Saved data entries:
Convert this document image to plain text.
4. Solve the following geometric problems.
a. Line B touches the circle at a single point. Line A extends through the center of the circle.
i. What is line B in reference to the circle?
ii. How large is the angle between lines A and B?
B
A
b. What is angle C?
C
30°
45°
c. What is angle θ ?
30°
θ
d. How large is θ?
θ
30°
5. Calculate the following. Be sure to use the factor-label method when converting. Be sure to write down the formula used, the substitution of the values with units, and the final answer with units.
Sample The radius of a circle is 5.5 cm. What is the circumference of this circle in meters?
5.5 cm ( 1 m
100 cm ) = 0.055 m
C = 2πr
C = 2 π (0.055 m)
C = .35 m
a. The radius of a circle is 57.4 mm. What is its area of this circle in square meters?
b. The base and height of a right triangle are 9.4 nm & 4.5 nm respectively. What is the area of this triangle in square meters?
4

# [WRITTEN INSTRUCTION]
Transcribe all of the material exactly. Omit nothing.

# [ANSWER BELOW]
Convert this document image to plain text.
4. Solve the following geometric problems.
a. Line B touches the circle at a single point. Line A extends through the center of the circle.
i. What is line B in reference to the circle?
ii. How large is the angle between lines A and B?
B
A
b. What is angle C?
C
30°
45°
c. What is angle θ ?
30°
θ
d. How large is θ?
θ
30°
5. Calculate the following. Be sure to use the factor-label method when converting. Be sure to write down the formula used, the substitution of the values with units, and the final answer with units.
Sample The radius of a circle is 5.5 cm. What is the circumference of this circle in meters?
5.5 cm ( 1 m
100 cm ) = 0.055 m
C = 2πr
C = 2 π (0.055 m)
C = .35 m
a. The radius of a circle is 57.4 mm. What is its area of this circle in square meters?
b. The base and height of a right triangle are 9.4 nm & 4.5 nm respectively. What is the area of this triangle in square meters?
4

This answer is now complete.